■ **Excerpted data**:
•••••

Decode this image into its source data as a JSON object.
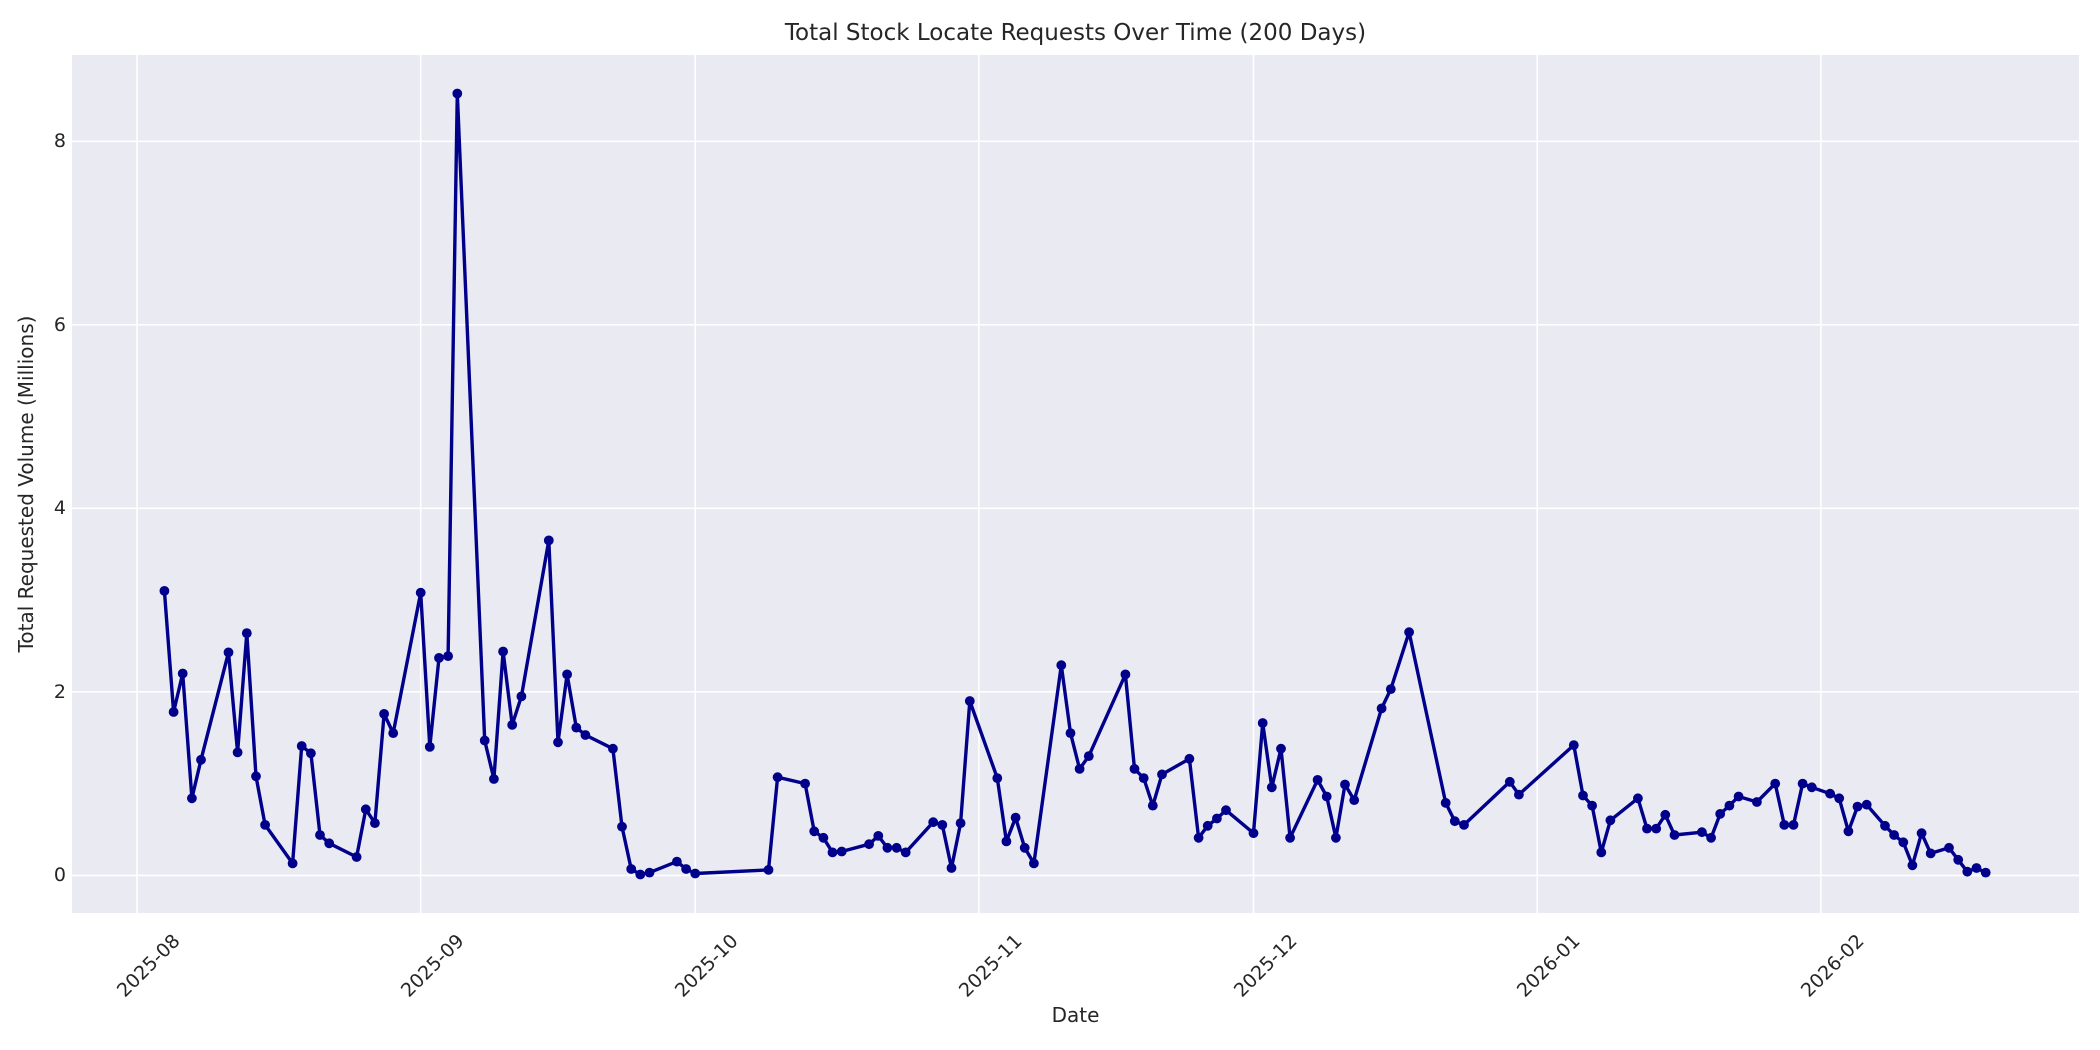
{
  "chart_data": {
    "type": "line",
    "title": "Total Stock Locate Requests Over Time (200 Days)",
    "xlabel": "Date",
    "ylabel": "Total Requested Volume (Millions)",
    "grid": true,
    "legend": false,
    "line_color": "#00008b",
    "marker": "circle",
    "plot_bg_color": "#eaeaf2",
    "grid_color": "#ffffff",
    "text_color": "#262626",
    "ylim": [
      -0.41,
      8.94
    ],
    "xlim_days_from_2025_08_01": [
      -7.1,
      212.2
    ],
    "yticks": [
      0,
      2,
      4,
      6,
      8
    ],
    "xticks": [
      {
        "date": "2025-08-01",
        "label": "2025-08"
      },
      {
        "date": "2025-09-01",
        "label": "2025-09"
      },
      {
        "date": "2025-10-01",
        "label": "2025-10"
      },
      {
        "date": "2025-11-01",
        "label": "2025-11"
      },
      {
        "date": "2025-12-01",
        "label": "2025-12"
      },
      {
        "date": "2026-01-01",
        "label": "2026-01"
      },
      {
        "date": "2026-02-01",
        "label": "2026-02"
      }
    ],
    "series": [
      {
        "name": "Total Requested Volume (Millions)",
        "points": [
          [
            "2025-08-04",
            3.1
          ],
          [
            "2025-08-05",
            1.78
          ],
          [
            "2025-08-06",
            2.2
          ],
          [
            "2025-08-07",
            0.84
          ],
          [
            "2025-08-08",
            1.26
          ],
          [
            "2025-08-11",
            2.43
          ],
          [
            "2025-08-12",
            1.34
          ],
          [
            "2025-08-13",
            2.64
          ],
          [
            "2025-08-14",
            1.08
          ],
          [
            "2025-08-15",
            0.55
          ],
          [
            "2025-08-18",
            0.13
          ],
          [
            "2025-08-19",
            1.41
          ],
          [
            "2025-08-20",
            1.33
          ],
          [
            "2025-08-21",
            0.44
          ],
          [
            "2025-08-22",
            0.35
          ],
          [
            "2025-08-25",
            0.2
          ],
          [
            "2025-08-26",
            0.72
          ],
          [
            "2025-08-27",
            0.57
          ],
          [
            "2025-08-28",
            1.76
          ],
          [
            "2025-08-29",
            1.55
          ],
          [
            "2025-09-01",
            3.08
          ],
          [
            "2025-09-02",
            1.4
          ],
          [
            "2025-09-03",
            2.37
          ],
          [
            "2025-09-04",
            2.39
          ],
          [
            "2025-09-05",
            8.52
          ],
          [
            "2025-09-08",
            1.47
          ],
          [
            "2025-09-09",
            1.05
          ],
          [
            "2025-09-10",
            2.44
          ],
          [
            "2025-09-11",
            1.64
          ],
          [
            "2025-09-12",
            1.95
          ],
          [
            "2025-09-15",
            3.65
          ],
          [
            "2025-09-16",
            1.45
          ],
          [
            "2025-09-17",
            2.19
          ],
          [
            "2025-09-18",
            1.61
          ],
          [
            "2025-09-19",
            1.53
          ],
          [
            "2025-09-22",
            1.38
          ],
          [
            "2025-09-23",
            0.53
          ],
          [
            "2025-09-24",
            0.07
          ],
          [
            "2025-09-25",
            0.01
          ],
          [
            "2025-09-26",
            0.03
          ],
          [
            "2025-09-29",
            0.15
          ],
          [
            "2025-09-30",
            0.07
          ],
          [
            "2025-10-01",
            0.02
          ],
          [
            "2025-10-09",
            0.06
          ],
          [
            "2025-10-10",
            1.07
          ],
          [
            "2025-10-13",
            1.0
          ],
          [
            "2025-10-14",
            0.48
          ],
          [
            "2025-10-15",
            0.41
          ],
          [
            "2025-10-16",
            0.25
          ],
          [
            "2025-10-17",
            0.26
          ],
          [
            "2025-10-20",
            0.34
          ],
          [
            "2025-10-21",
            0.43
          ],
          [
            "2025-10-22",
            0.3
          ],
          [
            "2025-10-23",
            0.3
          ],
          [
            "2025-10-24",
            0.25
          ],
          [
            "2025-10-27",
            0.58
          ],
          [
            "2025-10-28",
            0.55
          ],
          [
            "2025-10-29",
            0.08
          ],
          [
            "2025-10-30",
            0.57
          ],
          [
            "2025-10-31",
            1.9
          ],
          [
            "2025-11-03",
            1.06
          ],
          [
            "2025-11-04",
            0.37
          ],
          [
            "2025-11-05",
            0.63
          ],
          [
            "2025-11-06",
            0.3
          ],
          [
            "2025-11-07",
            0.13
          ],
          [
            "2025-11-10",
            2.29
          ],
          [
            "2025-11-11",
            1.55
          ],
          [
            "2025-11-12",
            1.16
          ],
          [
            "2025-11-13",
            1.3
          ],
          [
            "2025-11-17",
            2.19
          ],
          [
            "2025-11-18",
            1.16
          ],
          [
            "2025-11-19",
            1.06
          ],
          [
            "2025-11-20",
            0.76
          ],
          [
            "2025-11-21",
            1.1
          ],
          [
            "2025-11-24",
            1.27
          ],
          [
            "2025-11-25",
            0.41
          ],
          [
            "2025-11-26",
            0.54
          ],
          [
            "2025-11-27",
            0.62
          ],
          [
            "2025-11-28",
            0.71
          ],
          [
            "2025-12-01",
            0.46
          ],
          [
            "2025-12-02",
            1.66
          ],
          [
            "2025-12-03",
            0.96
          ],
          [
            "2025-12-04",
            1.38
          ],
          [
            "2025-12-05",
            0.41
          ],
          [
            "2025-12-08",
            1.04
          ],
          [
            "2025-12-09",
            0.86
          ],
          [
            "2025-12-10",
            0.41
          ],
          [
            "2025-12-11",
            0.99
          ],
          [
            "2025-12-12",
            0.82
          ],
          [
            "2025-12-15",
            1.82
          ],
          [
            "2025-12-16",
            2.03
          ],
          [
            "2025-12-18",
            2.65
          ],
          [
            "2025-12-22",
            0.79
          ],
          [
            "2025-12-23",
            0.59
          ],
          [
            "2025-12-24",
            0.55
          ],
          [
            "2025-12-29",
            1.02
          ],
          [
            "2025-12-30",
            0.88
          ],
          [
            "2026-01-05",
            1.42
          ],
          [
            "2026-01-06",
            0.87
          ],
          [
            "2026-01-07",
            0.76
          ],
          [
            "2026-01-08",
            0.25
          ],
          [
            "2026-01-09",
            0.6
          ],
          [
            "2026-01-12",
            0.84
          ],
          [
            "2026-01-13",
            0.51
          ],
          [
            "2026-01-14",
            0.51
          ],
          [
            "2026-01-15",
            0.66
          ],
          [
            "2026-01-16",
            0.44
          ],
          [
            "2026-01-19",
            0.47
          ],
          [
            "2026-01-20",
            0.41
          ],
          [
            "2026-01-21",
            0.67
          ],
          [
            "2026-01-22",
            0.76
          ],
          [
            "2026-01-23",
            0.86
          ],
          [
            "2026-01-25",
            0.8
          ],
          [
            "2026-01-27",
            1.0
          ],
          [
            "2026-01-28",
            0.55
          ],
          [
            "2026-01-29",
            0.55
          ],
          [
            "2026-01-30",
            1.0
          ],
          [
            "2026-01-31",
            0.96
          ],
          [
            "2026-02-02",
            0.89
          ],
          [
            "2026-02-03",
            0.84
          ],
          [
            "2026-02-04",
            0.48
          ],
          [
            "2026-02-05",
            0.75
          ],
          [
            "2026-02-06",
            0.77
          ],
          [
            "2026-02-08",
            0.54
          ],
          [
            "2026-02-09",
            0.44
          ],
          [
            "2026-02-10",
            0.36
          ],
          [
            "2026-02-11",
            0.11
          ],
          [
            "2026-02-12",
            0.46
          ],
          [
            "2026-02-13",
            0.24
          ],
          [
            "2026-02-15",
            0.3
          ],
          [
            "2026-02-16",
            0.17
          ],
          [
            "2026-02-17",
            0.04
          ],
          [
            "2026-02-18",
            0.08
          ],
          [
            "2026-02-19",
            0.03
          ]
        ]
      }
    ]
  }
}
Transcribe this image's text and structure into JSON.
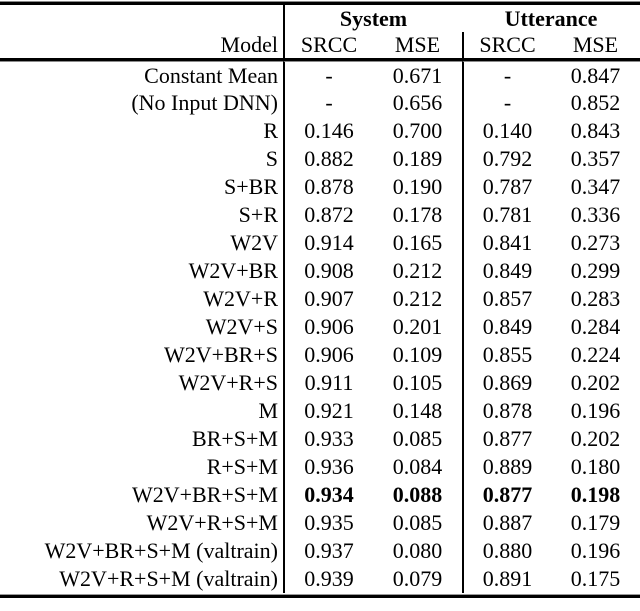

•••••

■ **Stated task**:
Show every line of the records above that contains the word "JSON".

■ **Right answer**:
Decode this image into its source data as a JSON object.
Transcribe this image's text and structure into JSON.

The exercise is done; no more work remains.